Stored data entries
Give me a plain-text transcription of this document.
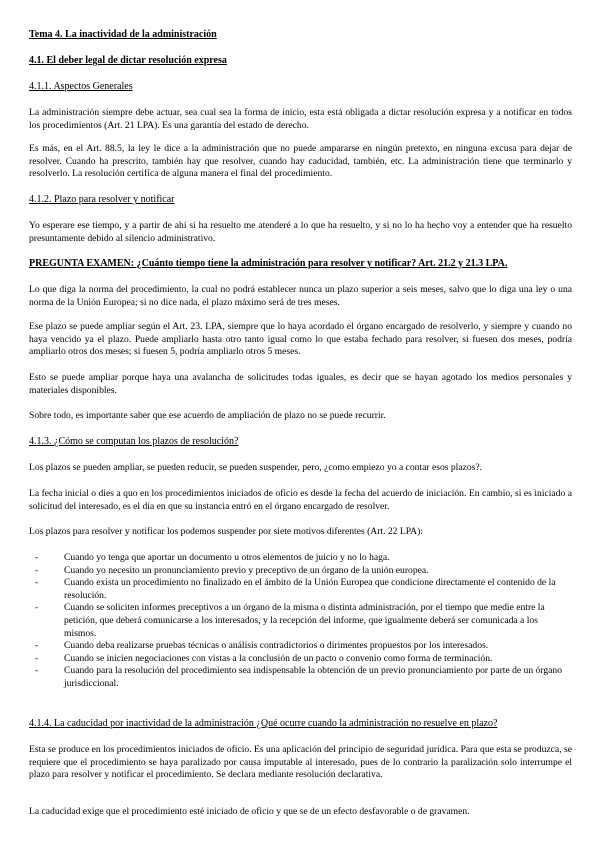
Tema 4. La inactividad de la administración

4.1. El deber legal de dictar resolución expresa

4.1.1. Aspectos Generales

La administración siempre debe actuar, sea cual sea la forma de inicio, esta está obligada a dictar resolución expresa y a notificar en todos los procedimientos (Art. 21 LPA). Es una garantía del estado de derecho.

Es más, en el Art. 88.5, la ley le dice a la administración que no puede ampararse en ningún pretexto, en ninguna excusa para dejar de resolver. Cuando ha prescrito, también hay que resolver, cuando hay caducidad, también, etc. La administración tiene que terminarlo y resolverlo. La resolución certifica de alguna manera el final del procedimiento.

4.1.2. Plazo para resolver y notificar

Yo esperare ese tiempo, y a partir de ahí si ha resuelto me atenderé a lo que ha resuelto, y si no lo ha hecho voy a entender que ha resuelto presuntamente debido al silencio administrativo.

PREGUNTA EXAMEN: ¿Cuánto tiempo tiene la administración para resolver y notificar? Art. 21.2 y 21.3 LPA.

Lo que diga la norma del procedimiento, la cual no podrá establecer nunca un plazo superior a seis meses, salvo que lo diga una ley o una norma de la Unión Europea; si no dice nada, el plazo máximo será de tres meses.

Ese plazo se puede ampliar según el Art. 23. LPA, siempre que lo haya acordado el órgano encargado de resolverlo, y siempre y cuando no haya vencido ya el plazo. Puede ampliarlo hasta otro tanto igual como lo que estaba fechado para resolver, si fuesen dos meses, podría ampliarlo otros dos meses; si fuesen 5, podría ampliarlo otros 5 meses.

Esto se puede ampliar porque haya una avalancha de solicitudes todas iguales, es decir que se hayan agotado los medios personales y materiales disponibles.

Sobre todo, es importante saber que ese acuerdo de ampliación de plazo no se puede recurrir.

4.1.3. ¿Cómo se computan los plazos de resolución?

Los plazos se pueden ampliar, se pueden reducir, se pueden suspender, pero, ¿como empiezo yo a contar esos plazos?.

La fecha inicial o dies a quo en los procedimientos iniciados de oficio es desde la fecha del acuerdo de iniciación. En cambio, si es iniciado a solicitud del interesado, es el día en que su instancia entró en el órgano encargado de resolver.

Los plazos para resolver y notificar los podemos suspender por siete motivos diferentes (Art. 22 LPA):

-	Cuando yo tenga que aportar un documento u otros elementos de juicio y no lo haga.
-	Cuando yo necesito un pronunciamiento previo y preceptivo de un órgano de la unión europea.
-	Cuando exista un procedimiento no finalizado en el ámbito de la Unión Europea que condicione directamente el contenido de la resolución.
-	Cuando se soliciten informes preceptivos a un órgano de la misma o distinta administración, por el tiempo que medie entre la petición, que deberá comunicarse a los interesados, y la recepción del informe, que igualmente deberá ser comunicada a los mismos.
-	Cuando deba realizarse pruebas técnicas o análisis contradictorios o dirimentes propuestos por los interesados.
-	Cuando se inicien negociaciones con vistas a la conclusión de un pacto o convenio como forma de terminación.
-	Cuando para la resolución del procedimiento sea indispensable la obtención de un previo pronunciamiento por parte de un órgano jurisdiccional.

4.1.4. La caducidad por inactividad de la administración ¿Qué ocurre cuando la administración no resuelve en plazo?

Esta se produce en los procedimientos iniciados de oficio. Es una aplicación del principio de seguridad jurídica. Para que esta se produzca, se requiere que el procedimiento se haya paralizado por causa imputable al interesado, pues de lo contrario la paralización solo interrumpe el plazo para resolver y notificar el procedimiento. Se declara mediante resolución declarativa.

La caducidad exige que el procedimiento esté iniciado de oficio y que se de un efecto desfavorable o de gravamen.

* [Given request] Filter the records above for lines containing the word "iniciados", and copy those lines.

* [Output for this exercise]
La fecha inicial o dies a quo en los procedimientos iniciados de oficio es desde la fecha del acuerdo de iniciación. En cambio, si es iniciado a solicitud del interesado, es el día en que su instancia entró en el órgano encargado de resolver.
Esta se produce en los procedimientos iniciados de oficio. Es una aplicación del principio de seguridad jurídica. Para que esta se produzca, se requiere que el procedimiento se haya paralizado por causa imputable al interesado, pues de lo contrario la paralización solo interrumpe el plazo para resolver y notificar el procedimiento. Se declara mediante resolución declarativa.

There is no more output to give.